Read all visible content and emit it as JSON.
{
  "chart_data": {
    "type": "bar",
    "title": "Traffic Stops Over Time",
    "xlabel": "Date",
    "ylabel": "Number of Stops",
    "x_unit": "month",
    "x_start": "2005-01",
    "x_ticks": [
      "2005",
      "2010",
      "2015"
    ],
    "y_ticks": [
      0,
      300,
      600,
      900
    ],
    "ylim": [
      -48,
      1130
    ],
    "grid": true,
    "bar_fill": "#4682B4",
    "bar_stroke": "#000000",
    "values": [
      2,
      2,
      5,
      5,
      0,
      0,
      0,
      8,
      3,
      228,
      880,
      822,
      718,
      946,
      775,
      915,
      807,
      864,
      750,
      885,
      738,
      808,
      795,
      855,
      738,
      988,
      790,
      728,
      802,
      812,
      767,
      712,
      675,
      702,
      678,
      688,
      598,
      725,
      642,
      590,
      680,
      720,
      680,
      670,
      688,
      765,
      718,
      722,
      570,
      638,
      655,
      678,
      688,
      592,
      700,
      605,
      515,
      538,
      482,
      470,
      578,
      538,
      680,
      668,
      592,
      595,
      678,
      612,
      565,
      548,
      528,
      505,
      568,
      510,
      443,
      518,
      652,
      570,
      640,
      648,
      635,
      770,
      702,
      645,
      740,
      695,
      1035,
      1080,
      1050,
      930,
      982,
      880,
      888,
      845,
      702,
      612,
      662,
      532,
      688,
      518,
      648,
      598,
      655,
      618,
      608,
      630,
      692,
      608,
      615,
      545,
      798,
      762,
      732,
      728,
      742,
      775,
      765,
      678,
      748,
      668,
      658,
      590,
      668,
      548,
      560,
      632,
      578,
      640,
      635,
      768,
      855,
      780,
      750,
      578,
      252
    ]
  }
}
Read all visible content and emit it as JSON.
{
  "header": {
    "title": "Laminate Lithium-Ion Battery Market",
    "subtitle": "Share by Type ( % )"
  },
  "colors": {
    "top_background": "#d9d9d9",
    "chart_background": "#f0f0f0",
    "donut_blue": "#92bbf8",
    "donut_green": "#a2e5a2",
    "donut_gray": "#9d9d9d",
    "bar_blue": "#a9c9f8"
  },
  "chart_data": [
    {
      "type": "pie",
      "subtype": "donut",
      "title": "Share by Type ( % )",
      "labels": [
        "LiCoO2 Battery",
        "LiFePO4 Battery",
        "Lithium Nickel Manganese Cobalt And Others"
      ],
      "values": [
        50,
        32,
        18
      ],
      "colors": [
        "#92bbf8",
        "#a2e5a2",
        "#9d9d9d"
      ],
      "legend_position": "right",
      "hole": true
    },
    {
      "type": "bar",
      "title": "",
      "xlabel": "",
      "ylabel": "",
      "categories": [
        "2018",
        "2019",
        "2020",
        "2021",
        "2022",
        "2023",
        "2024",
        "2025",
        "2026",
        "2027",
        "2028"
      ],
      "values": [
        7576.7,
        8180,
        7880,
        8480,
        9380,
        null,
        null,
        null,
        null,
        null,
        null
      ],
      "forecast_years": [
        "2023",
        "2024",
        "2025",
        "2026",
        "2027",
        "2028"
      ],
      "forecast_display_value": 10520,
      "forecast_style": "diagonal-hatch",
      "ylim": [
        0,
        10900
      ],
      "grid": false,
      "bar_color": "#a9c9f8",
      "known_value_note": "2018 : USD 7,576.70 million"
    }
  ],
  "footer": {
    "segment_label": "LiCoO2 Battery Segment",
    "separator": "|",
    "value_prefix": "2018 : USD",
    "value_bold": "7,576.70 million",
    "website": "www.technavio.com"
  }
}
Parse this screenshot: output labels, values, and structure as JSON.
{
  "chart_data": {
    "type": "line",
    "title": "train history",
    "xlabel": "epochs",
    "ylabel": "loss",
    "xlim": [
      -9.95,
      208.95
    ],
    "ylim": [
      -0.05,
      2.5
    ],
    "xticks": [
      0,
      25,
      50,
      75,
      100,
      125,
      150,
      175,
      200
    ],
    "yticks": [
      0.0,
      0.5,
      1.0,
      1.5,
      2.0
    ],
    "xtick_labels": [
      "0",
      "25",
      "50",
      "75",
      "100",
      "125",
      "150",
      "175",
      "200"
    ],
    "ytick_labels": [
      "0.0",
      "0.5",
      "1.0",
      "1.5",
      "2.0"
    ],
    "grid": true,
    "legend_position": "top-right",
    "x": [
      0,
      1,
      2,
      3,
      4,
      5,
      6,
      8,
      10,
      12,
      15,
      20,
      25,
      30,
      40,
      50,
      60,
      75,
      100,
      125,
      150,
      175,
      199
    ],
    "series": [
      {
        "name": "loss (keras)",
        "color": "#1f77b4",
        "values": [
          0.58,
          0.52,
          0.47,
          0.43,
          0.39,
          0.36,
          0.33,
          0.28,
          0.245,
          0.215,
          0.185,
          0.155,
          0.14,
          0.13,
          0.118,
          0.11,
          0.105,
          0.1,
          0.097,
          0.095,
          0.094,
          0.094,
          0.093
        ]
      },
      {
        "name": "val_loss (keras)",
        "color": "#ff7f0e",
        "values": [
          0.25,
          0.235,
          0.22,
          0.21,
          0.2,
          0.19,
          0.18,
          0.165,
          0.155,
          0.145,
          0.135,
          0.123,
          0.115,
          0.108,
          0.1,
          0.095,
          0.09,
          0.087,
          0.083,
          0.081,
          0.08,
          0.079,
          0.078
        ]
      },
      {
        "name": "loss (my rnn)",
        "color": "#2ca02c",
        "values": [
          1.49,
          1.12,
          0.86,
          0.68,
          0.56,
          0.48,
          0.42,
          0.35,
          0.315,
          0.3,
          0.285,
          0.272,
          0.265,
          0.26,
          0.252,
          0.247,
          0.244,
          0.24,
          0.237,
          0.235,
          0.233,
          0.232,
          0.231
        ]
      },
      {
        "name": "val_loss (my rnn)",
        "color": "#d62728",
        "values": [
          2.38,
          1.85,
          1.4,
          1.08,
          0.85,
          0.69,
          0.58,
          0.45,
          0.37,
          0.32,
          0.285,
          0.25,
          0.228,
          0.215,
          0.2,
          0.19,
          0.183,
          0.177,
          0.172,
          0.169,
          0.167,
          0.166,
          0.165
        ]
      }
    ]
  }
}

---

What is being asked => Repeat every record, exactly as written.

Solved problem =>
Read all visible content and emit it as JSON.
{
  "chart_data": {
    "type": "bar",
    "title": "Traffic Stops Over Time",
    "xlabel": "Date",
    "ylabel": "Number of Stops",
    "x_unit": "month",
    "x_start": "2005-01",
    "x_ticks": [
      "2005",
      "2010",
      "2015"
    ],
    "y_ticks": [
      0,
      300,
      600,
      900
    ],
    "ylim": [
      -48,
      1130
    ],
    "grid": true,
    "bar_fill": "#4682B4",
    "bar_stroke": "#000000",
    "values": [
      2,
      2,
      5,
      5,
      0,
      0,
      0,
      8,
      3,
      228,
      880,
      822,
      718,
      946,
      775,
      915,
      807,
      864,
      750,
      885,
      738,
      808,
      795,
      855,
      738,
      988,
      790,
      728,
      802,
      812,
      767,
      712,
      675,
      702,
      678,
      688,
      598,
      725,
      642,
      590,
      680,
      720,
      680,
      670,
      688,
      765,
      718,
      722,
      570,
      638,
      655,
      678,
      688,
      592,
      700,
      605,
      515,
      538,
      482,
      470,
      578,
      538,
      680,
      668,
      592,
      595,
      678,
      612,
      565,
      548,
      528,
      505,
      568,
      510,
      443,
      518,
      652,
      570,
      640,
      648,
      635,
      770,
      702,
      645,
      740,
      695,
      1035,
      1080,
      1050,
      930,
      982,
      880,
      888,
      845,
      702,
      612,
      662,
      532,
      688,
      518,
      648,
      598,
      655,
      618,
      608,
      630,
      692,
      608,
      615,
      545,
      798,
      762,
      732,
      728,
      742,
      775,
      765,
      678,
      748,
      668,
      658,
      590,
      668,
      548,
      560,
      632,
      578,
      640,
      635,
      768,
      855,
      780,
      750,
      578,
      252
    ]
  }
}
Read all visible content and emit it as JSON.
{
  "header": {
    "title": "Laminate Lithium-Ion Battery Market",
    "subtitle": "Share by Type ( % )"
  },
  "colors": {
    "top_background": "#d9d9d9",
    "chart_background": "#f0f0f0",
    "donut_blue": "#92bbf8",
    "donut_green": "#a2e5a2",
    "donut_gray": "#9d9d9d",
    "bar_blue": "#a9c9f8"
  },
  "chart_data": [
    {
      "type": "pie",
      "subtype": "donut",
      "title": "Share by Type ( % )",
      "labels": [
        "LiCoO2 Battery",
        "LiFePO4 Battery",
        "Lithium Nickel Manganese Cobalt And Others"
      ],
      "values": [
        50,
        32,
        18
      ],
      "colors": [
        "#92bbf8",
        "#a2e5a2",
        "#9d9d9d"
      ],
      "legend_position": "right",
      "hole": true
    },
    {
      "type": "bar",
      "title": "",
      "xlabel": "",
      "ylabel": "",
      "categories": [
        "2018",
        "2019",
        "2020",
        "2021",
        "2022",
        "2023",
        "2024",
        "2025",
        "2026",
        "2027",
        "2028"
      ],
      "values": [
        7576.7,
        8180,
        7880,
        8480,
        9380,
        null,
        null,
        null,
        null,
        null,
        null
      ],
      "forecast_years": [
        "2023",
        "2024",
        "2025",
        "2026",
        "2027",
        "2028"
      ],
      "forecast_display_value": 10520,
      "forecast_style": "diagonal-hatch",
      "ylim": [
        0,
        10900
      ],
      "grid": false,
      "bar_color": "#a9c9f8",
      "known_value_note": "2018 : USD 7,576.70 million"
    }
  ],
  "footer": {
    "segment_label": "LiCoO2 Battery Segment",
    "separator": "|",
    "value_prefix": "2018 : USD",
    "value_bold": "7,576.70 million",
    "website": "www.technavio.com"
  }
}
Parse this screenshot: output labels, values, and structure as JSON.
{
  "chart_data": {
    "type": "line",
    "title": "train history",
    "xlabel": "epochs",
    "ylabel": "loss",
    "xlim": [
      -9.95,
      208.95
    ],
    "ylim": [
      -0.05,
      2.5
    ],
    "xticks": [
      0,
      25,
      50,
      75,
      100,
      125,
      150,
      175,
      200
    ],
    "yticks": [
      0.0,
      0.5,
      1.0,
      1.5,
      2.0
    ],
    "xtick_labels": [
      "0",
      "25",
      "50",
      "75",
      "100",
      "125",
      "150",
      "175",
      "200"
    ],
    "ytick_labels": [
      "0.0",
      "0.5",
      "1.0",
      "1.5",
      "2.0"
    ],
    "grid": true,
    "legend_position": "top-right",
    "x": [
      0,
      1,
      2,
      3,
      4,
      5,
      6,
      8,
      10,
      12,
      15,
      20,
      25,
      30,
      40,
      50,
      60,
      75,
      100,
      125,
      150,
      175,
      199
    ],
    "series": [
      {
        "name": "loss (keras)",
        "color": "#1f77b4",
        "values": [
          0.58,
          0.52,
          0.47,
          0.43,
          0.39,
          0.36,
          0.33,
          0.28,
          0.245,
          0.215,
          0.185,
          0.155,
          0.14,
          0.13,
          0.118,
          0.11,
          0.105,
          0.1,
          0.097,
          0.095,
          0.094,
          0.094,
          0.093
        ]
      },
      {
        "name": "val_loss (keras)",
        "color": "#ff7f0e",
        "values": [
          0.25,
          0.235,
          0.22,
          0.21,
          0.2,
          0.19,
          0.18,
          0.165,
          0.155,
          0.145,
          0.135,
          0.123,
          0.115,
          0.108,
          0.1,
          0.095,
          0.09,
          0.087,
          0.083,
          0.081,
          0.08,
          0.079,
          0.078
        ]
      },
      {
        "name": "loss (my rnn)",
        "color": "#2ca02c",
        "values": [
          1.49,
          1.12,
          0.86,
          0.68,
          0.56,
          0.48,
          0.42,
          0.35,
          0.315,
          0.3,
          0.285,
          0.272,
          0.265,
          0.26,
          0.252,
          0.247,
          0.244,
          0.24,
          0.237,
          0.235,
          0.233,
          0.232,
          0.231
        ]
      },
      {
        "name": "val_loss (my rnn)",
        "color": "#d62728",
        "values": [
          2.38,
          1.85,
          1.4,
          1.08,
          0.85,
          0.69,
          0.58,
          0.45,
          0.37,
          0.32,
          0.285,
          0.25,
          0.228,
          0.215,
          0.2,
          0.19,
          0.183,
          0.177,
          0.172,
          0.169,
          0.167,
          0.166,
          0.165
        ]
      }
    ]
  }
}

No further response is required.